== WORK REQUIRED ==
Only lines holding the word "lagi" should be copied from the material.

┌────────

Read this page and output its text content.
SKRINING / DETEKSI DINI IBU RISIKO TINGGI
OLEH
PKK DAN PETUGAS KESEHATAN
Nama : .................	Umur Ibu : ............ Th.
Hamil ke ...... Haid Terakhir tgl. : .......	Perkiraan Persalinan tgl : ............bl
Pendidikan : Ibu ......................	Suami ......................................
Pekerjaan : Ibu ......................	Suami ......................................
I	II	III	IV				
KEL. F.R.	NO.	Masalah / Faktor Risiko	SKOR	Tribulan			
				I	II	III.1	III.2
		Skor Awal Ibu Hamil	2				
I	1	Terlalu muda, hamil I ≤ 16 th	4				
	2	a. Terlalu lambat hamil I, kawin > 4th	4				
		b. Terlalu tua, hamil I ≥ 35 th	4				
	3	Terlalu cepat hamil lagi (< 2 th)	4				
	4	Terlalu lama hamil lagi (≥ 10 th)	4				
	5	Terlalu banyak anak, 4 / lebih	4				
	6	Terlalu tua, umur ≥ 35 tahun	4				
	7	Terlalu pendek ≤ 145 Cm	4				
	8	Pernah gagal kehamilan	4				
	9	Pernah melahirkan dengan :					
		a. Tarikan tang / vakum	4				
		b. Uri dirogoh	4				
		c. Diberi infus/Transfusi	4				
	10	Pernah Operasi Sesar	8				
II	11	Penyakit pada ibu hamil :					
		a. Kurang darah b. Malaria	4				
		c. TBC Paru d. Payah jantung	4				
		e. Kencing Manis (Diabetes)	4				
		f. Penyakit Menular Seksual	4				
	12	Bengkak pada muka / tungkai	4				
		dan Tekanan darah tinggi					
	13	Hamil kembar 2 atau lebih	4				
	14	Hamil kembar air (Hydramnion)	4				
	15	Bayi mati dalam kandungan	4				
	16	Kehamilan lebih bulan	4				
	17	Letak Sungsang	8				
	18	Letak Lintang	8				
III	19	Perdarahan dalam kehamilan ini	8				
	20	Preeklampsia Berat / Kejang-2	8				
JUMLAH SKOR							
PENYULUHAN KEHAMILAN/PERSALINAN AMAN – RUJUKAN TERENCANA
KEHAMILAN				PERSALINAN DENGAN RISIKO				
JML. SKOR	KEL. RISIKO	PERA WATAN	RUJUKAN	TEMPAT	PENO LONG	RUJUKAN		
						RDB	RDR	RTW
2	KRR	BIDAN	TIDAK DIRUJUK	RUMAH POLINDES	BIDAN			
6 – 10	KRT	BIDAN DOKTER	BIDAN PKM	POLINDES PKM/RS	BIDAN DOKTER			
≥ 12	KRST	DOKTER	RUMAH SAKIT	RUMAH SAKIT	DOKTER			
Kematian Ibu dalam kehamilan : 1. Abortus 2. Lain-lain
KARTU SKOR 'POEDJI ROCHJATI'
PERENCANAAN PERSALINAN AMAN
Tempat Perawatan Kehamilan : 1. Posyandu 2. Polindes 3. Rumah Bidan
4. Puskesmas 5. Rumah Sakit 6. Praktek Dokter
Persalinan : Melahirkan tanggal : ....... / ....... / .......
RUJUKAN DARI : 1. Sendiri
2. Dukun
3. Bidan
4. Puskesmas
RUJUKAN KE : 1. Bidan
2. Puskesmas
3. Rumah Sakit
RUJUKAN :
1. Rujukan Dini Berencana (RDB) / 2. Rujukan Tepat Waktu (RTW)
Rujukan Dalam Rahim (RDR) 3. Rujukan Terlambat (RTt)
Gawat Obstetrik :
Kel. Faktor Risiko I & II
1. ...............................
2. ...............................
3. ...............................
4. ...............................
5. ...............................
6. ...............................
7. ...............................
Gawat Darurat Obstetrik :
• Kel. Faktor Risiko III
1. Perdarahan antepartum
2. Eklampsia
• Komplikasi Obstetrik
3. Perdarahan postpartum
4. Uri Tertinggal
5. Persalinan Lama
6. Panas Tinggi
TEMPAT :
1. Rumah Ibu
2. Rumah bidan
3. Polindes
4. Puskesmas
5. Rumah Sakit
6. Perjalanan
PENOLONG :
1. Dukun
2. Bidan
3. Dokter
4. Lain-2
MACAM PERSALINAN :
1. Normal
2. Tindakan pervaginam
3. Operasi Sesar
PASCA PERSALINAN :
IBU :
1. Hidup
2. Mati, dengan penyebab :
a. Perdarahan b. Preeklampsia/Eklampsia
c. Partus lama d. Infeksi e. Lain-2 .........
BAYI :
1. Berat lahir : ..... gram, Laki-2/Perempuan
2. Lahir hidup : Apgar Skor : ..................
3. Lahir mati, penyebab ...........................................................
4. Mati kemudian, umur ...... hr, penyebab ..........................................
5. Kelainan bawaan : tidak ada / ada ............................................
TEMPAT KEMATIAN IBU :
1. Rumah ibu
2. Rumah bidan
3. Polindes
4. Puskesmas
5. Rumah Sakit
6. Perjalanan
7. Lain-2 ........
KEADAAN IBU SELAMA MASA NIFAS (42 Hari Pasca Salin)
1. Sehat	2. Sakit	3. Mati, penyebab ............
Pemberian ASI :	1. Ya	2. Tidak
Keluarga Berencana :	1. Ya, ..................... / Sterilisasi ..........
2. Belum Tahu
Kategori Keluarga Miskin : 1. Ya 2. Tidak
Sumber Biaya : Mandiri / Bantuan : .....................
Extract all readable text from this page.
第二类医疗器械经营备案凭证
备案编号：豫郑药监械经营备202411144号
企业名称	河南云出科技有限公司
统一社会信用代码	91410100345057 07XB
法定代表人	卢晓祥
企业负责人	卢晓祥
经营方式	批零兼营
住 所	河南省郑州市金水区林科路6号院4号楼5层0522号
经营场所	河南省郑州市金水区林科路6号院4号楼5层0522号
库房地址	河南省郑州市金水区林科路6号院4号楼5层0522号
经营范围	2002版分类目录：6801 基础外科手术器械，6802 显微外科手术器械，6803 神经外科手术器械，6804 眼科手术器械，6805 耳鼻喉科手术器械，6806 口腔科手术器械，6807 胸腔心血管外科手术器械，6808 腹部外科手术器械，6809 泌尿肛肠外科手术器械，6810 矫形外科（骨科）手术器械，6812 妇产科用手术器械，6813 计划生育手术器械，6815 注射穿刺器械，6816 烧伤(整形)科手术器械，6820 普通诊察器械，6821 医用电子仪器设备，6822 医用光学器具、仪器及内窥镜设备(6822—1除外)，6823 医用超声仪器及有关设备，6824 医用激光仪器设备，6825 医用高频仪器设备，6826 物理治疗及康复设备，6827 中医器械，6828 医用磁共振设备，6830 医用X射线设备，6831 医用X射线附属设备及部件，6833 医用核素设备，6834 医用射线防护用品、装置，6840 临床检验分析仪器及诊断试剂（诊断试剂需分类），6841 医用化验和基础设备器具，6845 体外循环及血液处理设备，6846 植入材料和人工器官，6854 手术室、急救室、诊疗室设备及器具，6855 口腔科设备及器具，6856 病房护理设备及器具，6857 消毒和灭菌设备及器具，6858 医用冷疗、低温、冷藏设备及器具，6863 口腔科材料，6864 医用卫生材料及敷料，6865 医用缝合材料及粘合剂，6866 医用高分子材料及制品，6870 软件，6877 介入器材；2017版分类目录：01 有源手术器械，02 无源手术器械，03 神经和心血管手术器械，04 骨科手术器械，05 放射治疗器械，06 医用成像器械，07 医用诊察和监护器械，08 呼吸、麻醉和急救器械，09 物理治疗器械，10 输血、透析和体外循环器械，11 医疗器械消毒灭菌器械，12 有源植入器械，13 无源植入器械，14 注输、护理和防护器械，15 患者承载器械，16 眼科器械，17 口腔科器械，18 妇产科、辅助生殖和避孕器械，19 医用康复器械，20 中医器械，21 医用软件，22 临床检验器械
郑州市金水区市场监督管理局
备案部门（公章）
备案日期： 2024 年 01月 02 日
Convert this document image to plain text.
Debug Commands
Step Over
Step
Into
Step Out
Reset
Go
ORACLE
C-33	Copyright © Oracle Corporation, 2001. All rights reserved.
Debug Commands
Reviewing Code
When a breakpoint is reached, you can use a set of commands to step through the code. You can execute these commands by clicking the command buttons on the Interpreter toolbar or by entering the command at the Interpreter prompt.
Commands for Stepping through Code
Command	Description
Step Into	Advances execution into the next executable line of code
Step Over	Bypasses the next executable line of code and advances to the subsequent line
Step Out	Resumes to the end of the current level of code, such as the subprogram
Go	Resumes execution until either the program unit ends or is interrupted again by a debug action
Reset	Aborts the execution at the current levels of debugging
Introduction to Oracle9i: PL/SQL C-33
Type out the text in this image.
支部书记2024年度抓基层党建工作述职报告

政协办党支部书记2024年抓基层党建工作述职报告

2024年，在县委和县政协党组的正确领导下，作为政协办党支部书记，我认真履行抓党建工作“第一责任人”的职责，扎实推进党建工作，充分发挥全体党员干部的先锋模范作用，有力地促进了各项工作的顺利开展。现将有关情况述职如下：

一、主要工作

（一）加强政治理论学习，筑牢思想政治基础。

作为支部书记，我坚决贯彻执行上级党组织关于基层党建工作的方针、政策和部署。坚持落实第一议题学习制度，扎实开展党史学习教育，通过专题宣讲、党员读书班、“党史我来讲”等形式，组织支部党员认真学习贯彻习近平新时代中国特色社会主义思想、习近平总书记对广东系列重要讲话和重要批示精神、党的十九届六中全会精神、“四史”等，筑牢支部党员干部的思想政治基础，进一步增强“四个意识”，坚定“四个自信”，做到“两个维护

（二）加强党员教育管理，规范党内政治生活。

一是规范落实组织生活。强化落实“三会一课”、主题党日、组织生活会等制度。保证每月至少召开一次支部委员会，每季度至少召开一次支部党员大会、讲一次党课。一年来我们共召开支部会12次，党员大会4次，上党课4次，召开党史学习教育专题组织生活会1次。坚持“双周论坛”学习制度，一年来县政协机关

└────────

== RESULT OF THE TASK ==
	3	Terlalu cepat hamil lagi (< 2 th)	4				
	4	Terlalu lama hamil lagi (≥ 10 th)	4				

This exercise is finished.